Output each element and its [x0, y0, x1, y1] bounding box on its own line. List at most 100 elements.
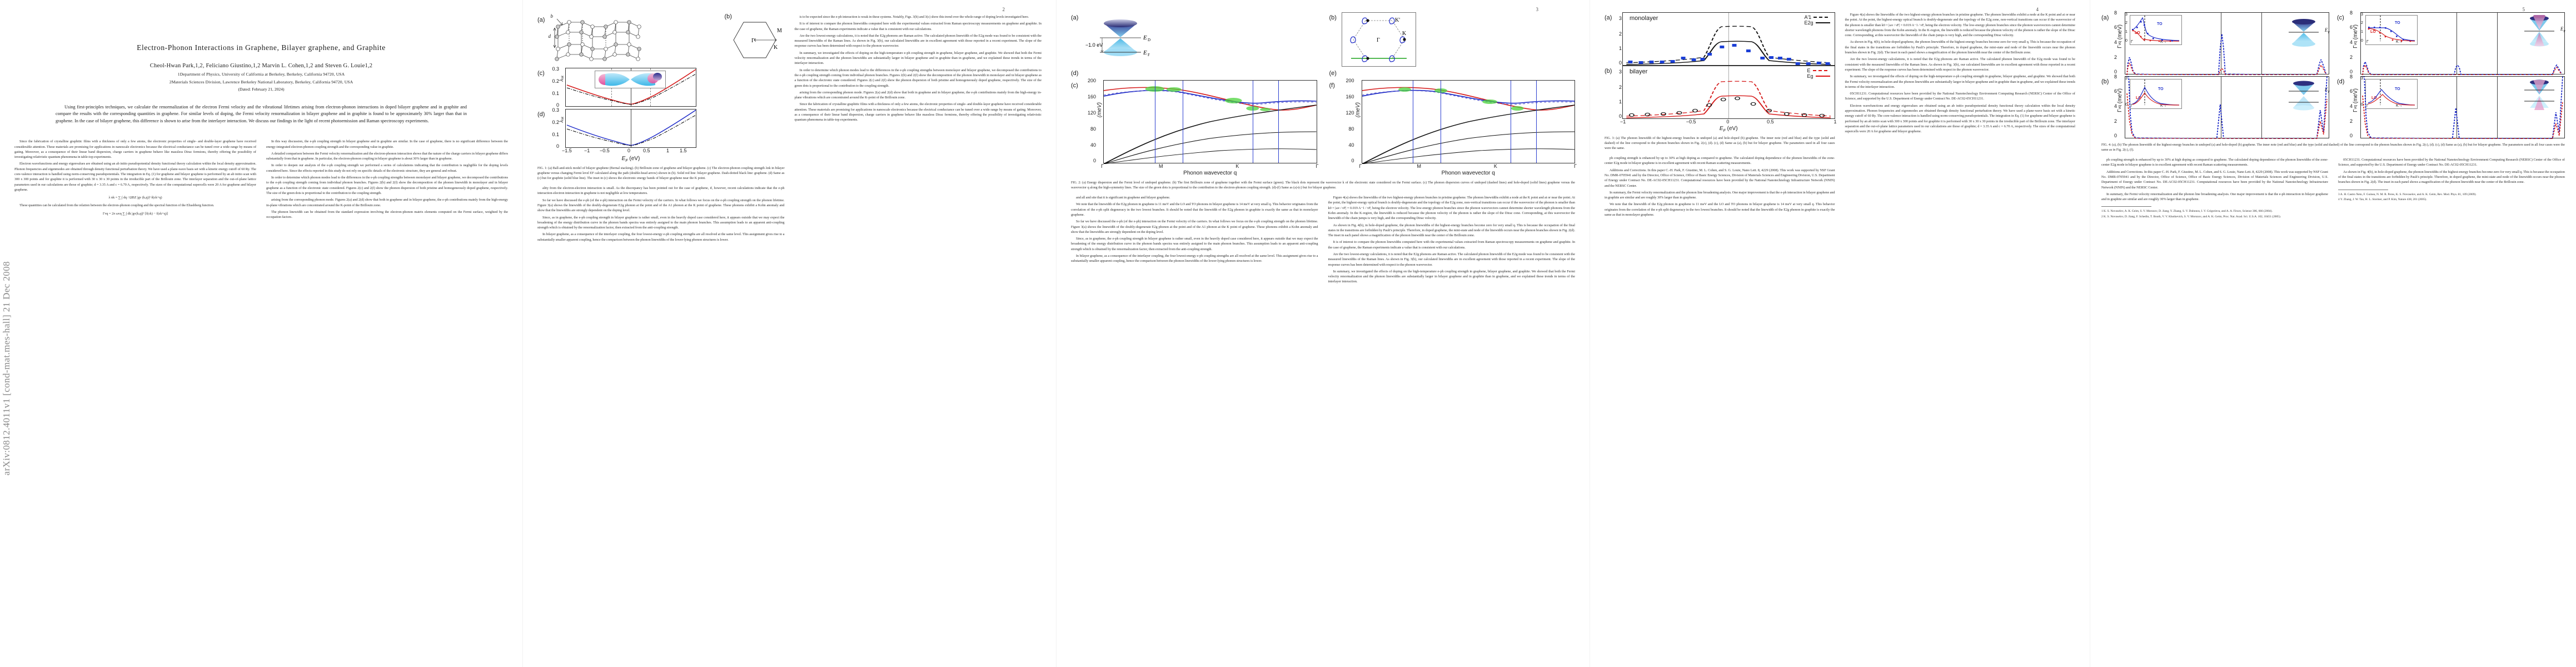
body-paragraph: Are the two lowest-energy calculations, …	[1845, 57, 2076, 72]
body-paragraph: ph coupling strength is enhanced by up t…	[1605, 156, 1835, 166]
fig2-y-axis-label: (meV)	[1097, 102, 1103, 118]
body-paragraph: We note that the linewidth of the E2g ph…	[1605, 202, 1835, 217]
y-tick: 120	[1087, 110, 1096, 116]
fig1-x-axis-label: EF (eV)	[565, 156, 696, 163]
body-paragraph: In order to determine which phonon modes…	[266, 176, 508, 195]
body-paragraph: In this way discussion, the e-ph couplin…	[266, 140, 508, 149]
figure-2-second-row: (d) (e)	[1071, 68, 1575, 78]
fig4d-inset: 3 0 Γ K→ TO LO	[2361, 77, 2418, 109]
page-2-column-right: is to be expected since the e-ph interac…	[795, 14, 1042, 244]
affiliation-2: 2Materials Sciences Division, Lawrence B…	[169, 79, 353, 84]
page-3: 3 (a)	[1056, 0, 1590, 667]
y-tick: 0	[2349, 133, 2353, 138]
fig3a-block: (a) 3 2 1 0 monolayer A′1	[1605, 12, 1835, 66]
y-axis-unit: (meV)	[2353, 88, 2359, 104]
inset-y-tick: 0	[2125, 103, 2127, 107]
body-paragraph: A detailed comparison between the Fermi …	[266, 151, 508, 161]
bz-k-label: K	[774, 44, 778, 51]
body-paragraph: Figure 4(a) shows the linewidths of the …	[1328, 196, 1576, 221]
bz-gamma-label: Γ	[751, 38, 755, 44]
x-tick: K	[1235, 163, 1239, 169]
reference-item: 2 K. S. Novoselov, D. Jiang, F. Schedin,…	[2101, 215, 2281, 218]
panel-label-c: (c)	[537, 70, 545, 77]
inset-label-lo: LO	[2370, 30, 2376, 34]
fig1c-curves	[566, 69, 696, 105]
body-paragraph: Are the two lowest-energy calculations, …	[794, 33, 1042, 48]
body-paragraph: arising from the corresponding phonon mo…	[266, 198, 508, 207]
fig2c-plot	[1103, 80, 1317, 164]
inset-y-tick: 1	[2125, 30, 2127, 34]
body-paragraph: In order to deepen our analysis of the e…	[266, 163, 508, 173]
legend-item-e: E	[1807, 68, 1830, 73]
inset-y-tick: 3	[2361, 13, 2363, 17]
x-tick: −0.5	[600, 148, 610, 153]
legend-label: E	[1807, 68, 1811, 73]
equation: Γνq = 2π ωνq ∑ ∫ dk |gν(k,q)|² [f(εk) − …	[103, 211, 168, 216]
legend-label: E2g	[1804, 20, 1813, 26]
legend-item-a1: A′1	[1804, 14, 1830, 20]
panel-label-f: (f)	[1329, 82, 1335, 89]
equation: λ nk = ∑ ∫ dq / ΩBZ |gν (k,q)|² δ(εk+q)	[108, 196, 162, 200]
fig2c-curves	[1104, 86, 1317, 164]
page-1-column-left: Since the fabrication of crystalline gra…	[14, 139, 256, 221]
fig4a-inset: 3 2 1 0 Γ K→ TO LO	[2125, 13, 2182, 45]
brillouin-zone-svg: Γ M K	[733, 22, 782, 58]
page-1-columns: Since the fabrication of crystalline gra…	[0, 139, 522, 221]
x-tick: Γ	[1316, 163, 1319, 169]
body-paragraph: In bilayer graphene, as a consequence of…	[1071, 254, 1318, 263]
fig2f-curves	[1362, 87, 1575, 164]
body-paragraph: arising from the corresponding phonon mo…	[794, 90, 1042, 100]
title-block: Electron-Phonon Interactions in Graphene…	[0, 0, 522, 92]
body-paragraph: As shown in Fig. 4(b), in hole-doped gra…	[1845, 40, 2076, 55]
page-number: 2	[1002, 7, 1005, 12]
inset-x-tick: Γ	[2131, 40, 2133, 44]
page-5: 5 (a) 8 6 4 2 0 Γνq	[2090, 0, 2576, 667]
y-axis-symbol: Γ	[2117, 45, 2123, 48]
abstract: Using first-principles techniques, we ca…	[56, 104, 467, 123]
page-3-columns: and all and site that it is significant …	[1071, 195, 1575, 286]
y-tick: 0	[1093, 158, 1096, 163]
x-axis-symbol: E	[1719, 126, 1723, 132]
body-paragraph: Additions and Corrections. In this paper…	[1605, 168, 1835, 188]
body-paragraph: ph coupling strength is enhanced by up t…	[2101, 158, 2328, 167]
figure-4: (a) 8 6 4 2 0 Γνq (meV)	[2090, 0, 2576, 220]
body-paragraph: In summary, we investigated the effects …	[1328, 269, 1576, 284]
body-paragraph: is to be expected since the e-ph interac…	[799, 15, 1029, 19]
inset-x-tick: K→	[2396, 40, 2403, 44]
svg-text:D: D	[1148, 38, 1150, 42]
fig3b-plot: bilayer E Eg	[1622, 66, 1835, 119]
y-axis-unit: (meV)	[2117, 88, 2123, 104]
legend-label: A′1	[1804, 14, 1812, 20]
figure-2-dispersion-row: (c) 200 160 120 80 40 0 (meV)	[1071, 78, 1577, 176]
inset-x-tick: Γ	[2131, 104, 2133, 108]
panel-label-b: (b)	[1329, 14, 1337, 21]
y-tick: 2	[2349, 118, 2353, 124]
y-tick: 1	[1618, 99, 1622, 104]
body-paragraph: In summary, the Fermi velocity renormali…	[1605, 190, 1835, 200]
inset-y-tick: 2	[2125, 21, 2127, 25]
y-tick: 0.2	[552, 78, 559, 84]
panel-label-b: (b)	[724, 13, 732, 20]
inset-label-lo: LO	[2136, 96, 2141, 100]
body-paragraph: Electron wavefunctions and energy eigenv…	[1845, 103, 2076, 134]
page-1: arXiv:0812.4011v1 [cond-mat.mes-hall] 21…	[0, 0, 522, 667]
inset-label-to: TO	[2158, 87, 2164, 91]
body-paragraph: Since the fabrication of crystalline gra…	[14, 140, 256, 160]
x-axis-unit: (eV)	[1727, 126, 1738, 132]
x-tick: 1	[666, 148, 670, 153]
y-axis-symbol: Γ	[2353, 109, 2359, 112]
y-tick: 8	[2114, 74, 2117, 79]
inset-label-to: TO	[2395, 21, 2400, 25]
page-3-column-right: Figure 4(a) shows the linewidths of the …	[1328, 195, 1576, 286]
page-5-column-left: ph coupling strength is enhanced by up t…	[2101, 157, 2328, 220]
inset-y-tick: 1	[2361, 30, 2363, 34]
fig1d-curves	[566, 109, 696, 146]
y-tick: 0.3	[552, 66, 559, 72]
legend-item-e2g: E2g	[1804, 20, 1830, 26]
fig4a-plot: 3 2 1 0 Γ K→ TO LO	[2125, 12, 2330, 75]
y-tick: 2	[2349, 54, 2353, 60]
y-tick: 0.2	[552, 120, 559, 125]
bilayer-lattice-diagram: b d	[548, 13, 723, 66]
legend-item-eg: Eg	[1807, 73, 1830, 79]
──────────
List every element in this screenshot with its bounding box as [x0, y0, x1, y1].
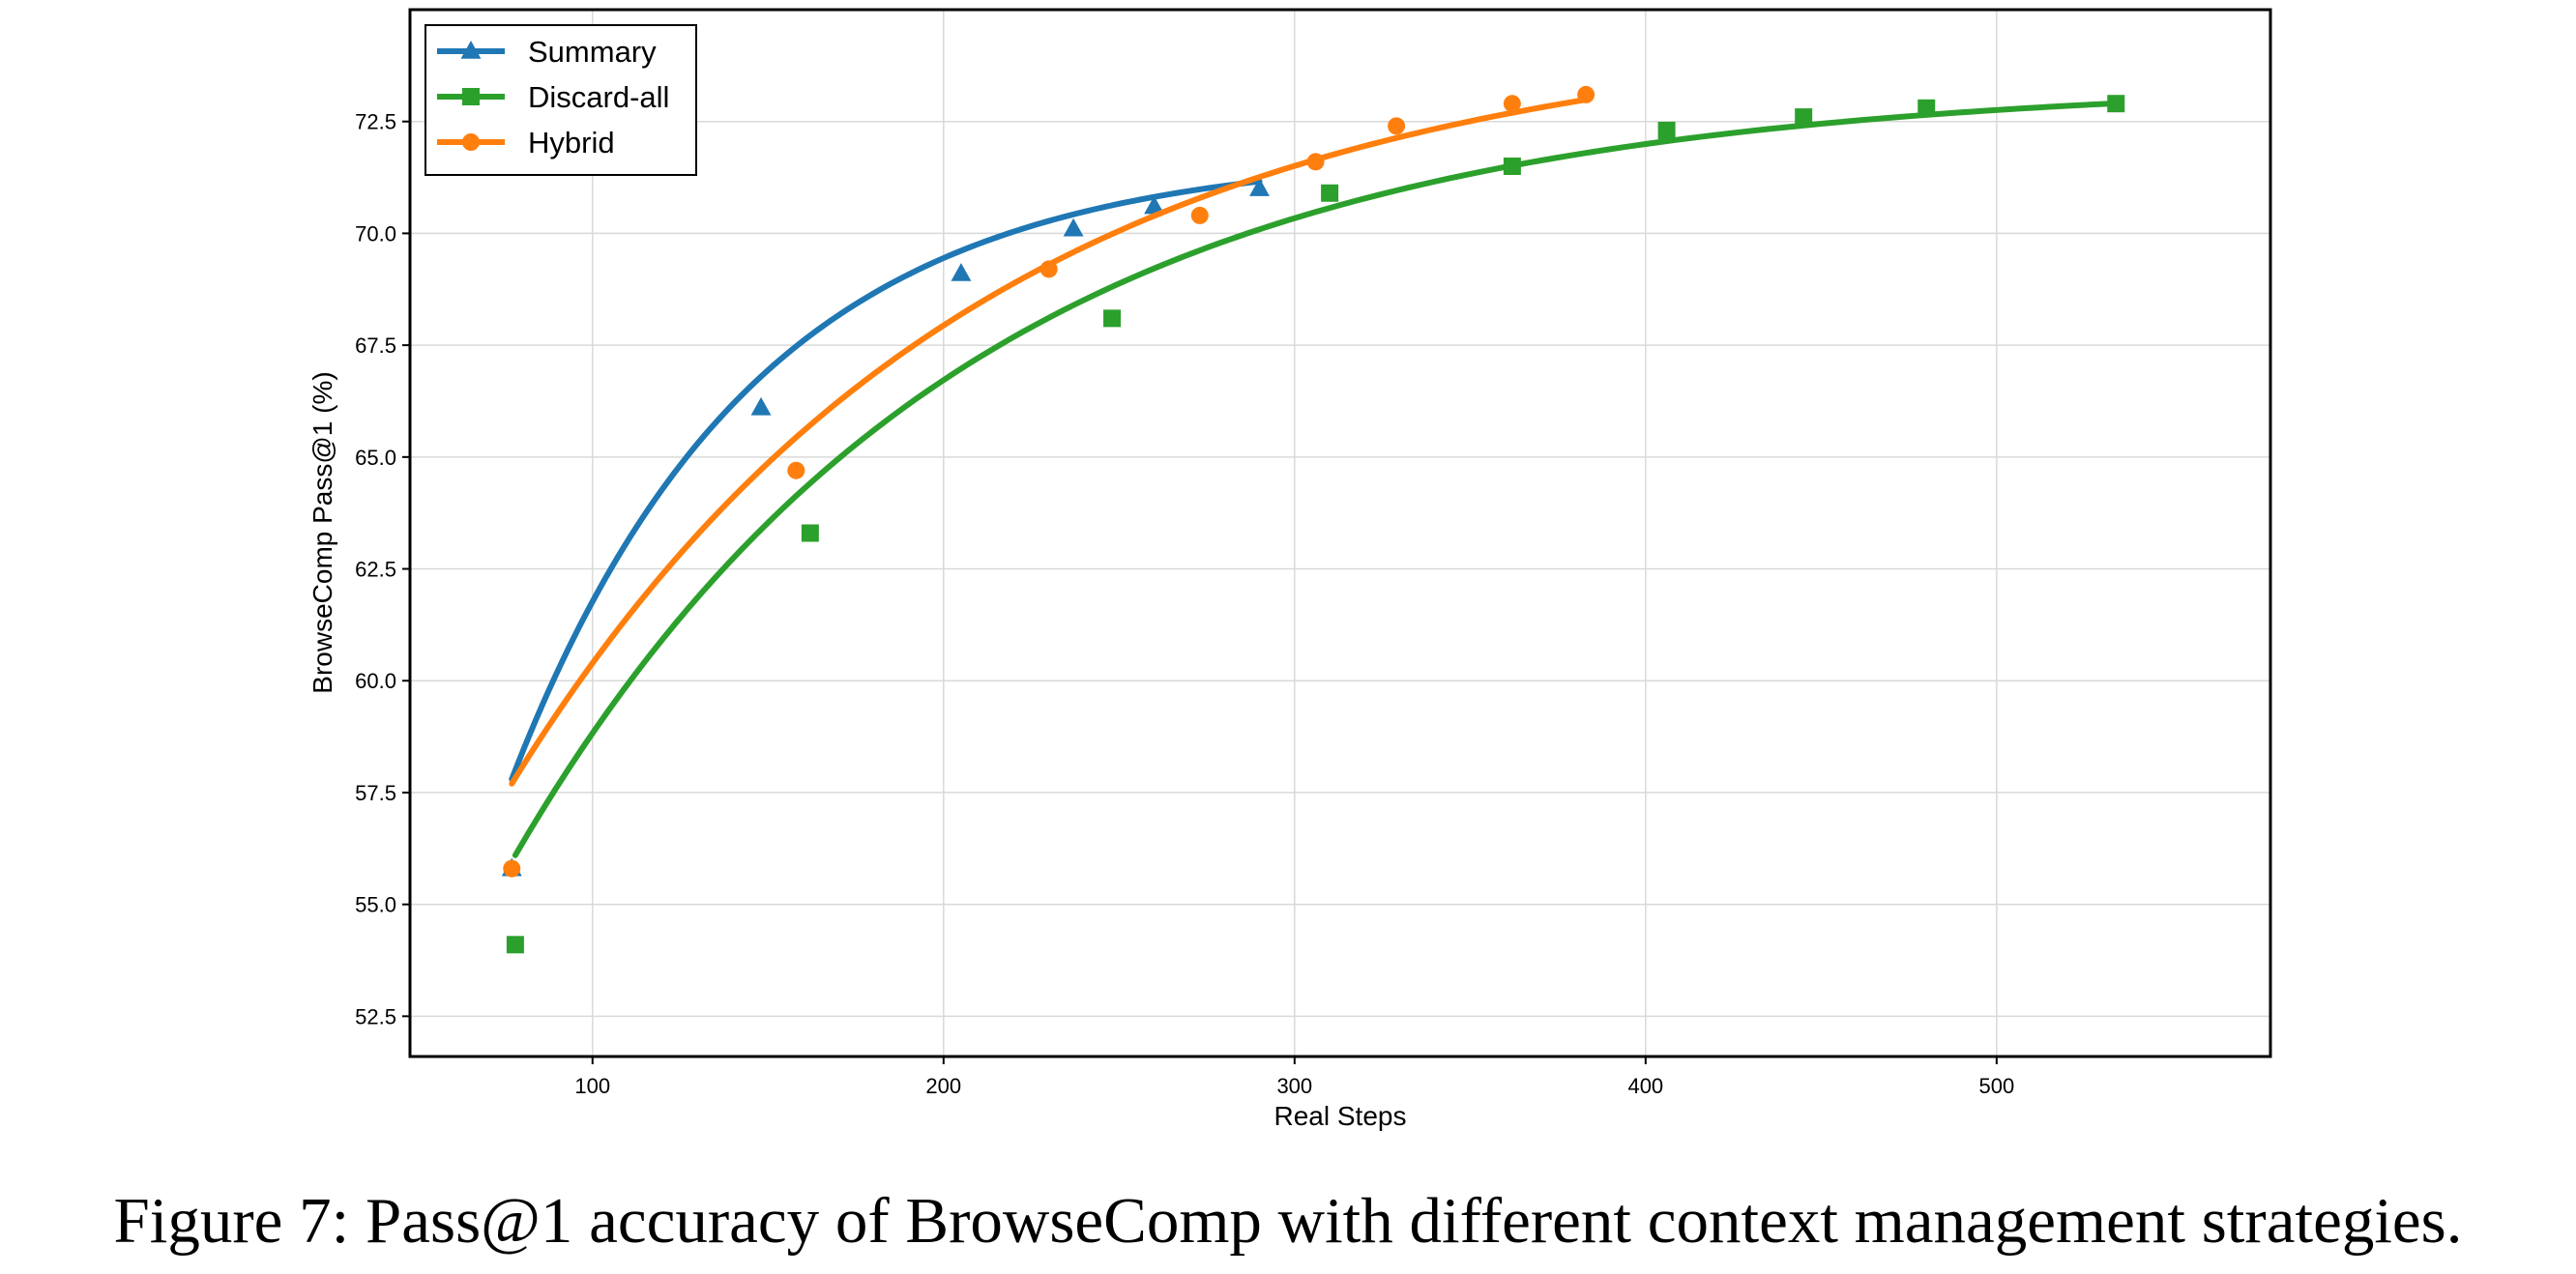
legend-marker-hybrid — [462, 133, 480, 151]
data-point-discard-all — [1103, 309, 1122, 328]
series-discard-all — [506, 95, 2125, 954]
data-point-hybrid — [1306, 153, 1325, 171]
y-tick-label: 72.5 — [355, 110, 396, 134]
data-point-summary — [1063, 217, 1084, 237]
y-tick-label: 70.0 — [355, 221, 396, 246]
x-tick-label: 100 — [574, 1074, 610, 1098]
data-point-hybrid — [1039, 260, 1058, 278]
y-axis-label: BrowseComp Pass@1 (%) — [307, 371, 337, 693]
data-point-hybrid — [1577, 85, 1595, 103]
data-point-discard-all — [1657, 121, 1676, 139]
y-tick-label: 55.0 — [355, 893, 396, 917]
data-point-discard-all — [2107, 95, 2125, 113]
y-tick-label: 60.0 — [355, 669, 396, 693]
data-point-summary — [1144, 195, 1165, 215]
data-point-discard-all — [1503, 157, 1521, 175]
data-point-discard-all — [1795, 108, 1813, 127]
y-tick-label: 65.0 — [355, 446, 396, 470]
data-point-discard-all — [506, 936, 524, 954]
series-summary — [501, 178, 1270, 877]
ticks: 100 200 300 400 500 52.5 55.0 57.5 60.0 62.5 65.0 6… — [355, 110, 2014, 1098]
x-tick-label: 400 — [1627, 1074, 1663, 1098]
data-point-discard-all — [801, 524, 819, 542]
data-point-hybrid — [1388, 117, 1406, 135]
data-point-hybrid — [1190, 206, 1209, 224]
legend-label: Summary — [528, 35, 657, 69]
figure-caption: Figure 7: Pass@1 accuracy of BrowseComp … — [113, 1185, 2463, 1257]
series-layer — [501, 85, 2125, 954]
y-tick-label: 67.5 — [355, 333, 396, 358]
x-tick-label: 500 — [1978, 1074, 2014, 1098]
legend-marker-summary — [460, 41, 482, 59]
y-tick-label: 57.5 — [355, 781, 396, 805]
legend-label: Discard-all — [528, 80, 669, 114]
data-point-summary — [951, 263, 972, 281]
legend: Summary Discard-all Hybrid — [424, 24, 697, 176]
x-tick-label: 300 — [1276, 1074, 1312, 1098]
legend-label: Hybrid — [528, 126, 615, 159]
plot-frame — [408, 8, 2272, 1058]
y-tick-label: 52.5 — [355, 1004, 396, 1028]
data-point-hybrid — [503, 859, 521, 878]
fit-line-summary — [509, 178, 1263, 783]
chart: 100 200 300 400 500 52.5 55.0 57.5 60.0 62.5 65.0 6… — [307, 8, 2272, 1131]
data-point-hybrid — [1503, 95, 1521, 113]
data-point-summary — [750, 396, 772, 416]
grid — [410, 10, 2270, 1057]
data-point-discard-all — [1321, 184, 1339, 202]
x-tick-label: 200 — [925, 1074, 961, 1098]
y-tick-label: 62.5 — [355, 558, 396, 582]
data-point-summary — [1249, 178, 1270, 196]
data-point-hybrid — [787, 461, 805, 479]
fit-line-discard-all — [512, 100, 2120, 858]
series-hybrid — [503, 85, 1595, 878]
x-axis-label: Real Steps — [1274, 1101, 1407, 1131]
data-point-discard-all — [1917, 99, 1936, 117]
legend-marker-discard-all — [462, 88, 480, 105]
──────────
- _Exercise_
Lay out the data from the line containing "legend-marker-hybrid — [462, 133, 480, 151]" through the line containing "y-axis-label: BrowseComp Pass@1" as a Markdown table, leaving out any blank lines. Use two columns: Row for the row number and Line for the line itself.

- _Finished exercise_
| Row | Line |
|---|---|
| 1 | legend-marker-hybrid — [462, 133, 480, 151] |
| 2 | data-point-discard-all — [1103, 309, 1122, 328] |
| 3 | series-discard-all — [506, 95, 2125, 954] |
| 4 | data-point-hybrid — [1306, 153, 1325, 171] |
| 5 | y-tick-label: 72.5 — [355, 110, 396, 134] |
| 6 | data-point-summary — [1063, 217, 1084, 237] |
| 7 | y-tick-label: 70.0 — [355, 221, 396, 246] |
| 8 | x-tick-label: 100 — [574, 1074, 610, 1098] |
| 9 | data-point-hybrid — [1039, 260, 1058, 278] |
| 10 | y-axis-label: BrowseComp Pass@1 (%) — [307, 371, 337, 693] |